== TASK GOAL ==
Write out all of the entries exactly, please.

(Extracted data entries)
************

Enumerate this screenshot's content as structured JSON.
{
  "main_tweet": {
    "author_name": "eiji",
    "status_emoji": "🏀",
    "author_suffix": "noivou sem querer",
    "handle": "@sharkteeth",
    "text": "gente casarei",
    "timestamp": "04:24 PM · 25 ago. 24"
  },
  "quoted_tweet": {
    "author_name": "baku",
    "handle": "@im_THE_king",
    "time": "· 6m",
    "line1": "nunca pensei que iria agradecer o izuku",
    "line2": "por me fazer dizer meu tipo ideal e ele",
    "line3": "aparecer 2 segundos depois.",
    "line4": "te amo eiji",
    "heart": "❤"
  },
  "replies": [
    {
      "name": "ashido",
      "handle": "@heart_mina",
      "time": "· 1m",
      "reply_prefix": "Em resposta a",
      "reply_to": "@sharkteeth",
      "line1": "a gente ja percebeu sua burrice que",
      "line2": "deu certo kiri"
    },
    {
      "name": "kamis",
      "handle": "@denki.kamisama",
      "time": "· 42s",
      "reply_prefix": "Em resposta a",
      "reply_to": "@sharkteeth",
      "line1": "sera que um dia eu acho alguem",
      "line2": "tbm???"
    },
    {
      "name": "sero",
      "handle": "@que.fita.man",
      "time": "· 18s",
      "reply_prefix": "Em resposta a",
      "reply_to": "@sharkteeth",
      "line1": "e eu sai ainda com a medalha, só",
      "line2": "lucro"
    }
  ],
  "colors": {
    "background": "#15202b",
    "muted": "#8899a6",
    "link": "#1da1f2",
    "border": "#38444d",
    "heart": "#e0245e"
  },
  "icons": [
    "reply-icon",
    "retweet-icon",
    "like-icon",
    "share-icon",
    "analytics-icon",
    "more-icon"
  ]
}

************

== RESULT BELOW ==
Enumerate this screenshot's content as structured JSON.
{
  "main_tweet": {
    "author_name": "eiji",
    "status_emoji": "🏀",
    "author_suffix": "noivou sem querer",
    "handle": "@sharkteeth",
    "text": "gente casarei",
    "timestamp": "04:24 PM · 25 ago. 24"
  },
  "quoted_tweet": {
    "author_name": "baku",
    "handle": "@im_THE_king",
    "time": "· 6m",
    "line1": "nunca pensei que iria agradecer o izuku",
    "line2": "por me fazer dizer meu tipo ideal e ele",
    "line3": "aparecer 2 segundos depois.",
    "line4": "te amo eiji",
    "heart": "❤"
  },
  "replies": [
    {
      "name": "ashido",
      "handle": "@heart_mina",
      "time": "· 1m",
      "reply_prefix": "Em resposta a",
      "reply_to": "@sharkteeth",
      "line1": "a gente ja percebeu sua burrice que",
      "line2": "deu certo kiri"
    },
    {
      "name": "kamis",
      "handle": "@denki.kamisama",
      "time": "· 42s",
      "reply_prefix": "Em resposta a",
      "reply_to": "@sharkteeth",
      "line1": "sera que um dia eu acho alguem",
      "line2": "tbm???"
    },
    {
      "name": "sero",
      "handle": "@que.fita.man",
      "time": "· 18s",
      "reply_prefix": "Em resposta a",
      "reply_to": "@sharkteeth",
      "line1": "e eu sai ainda com a medalha, só",
      "line2": "lucro"
    }
  ],
  "colors": {
    "background": "#15202b",
    "muted": "#8899a6",
    "link": "#1da1f2",
    "border": "#38444d",
    "heart": "#e0245e"
  },
  "icons": [
    "reply-icon",
    "retweet-icon",
    "like-icon",
    "share-icon",
    "analytics-icon",
    "more-icon"
  ]
}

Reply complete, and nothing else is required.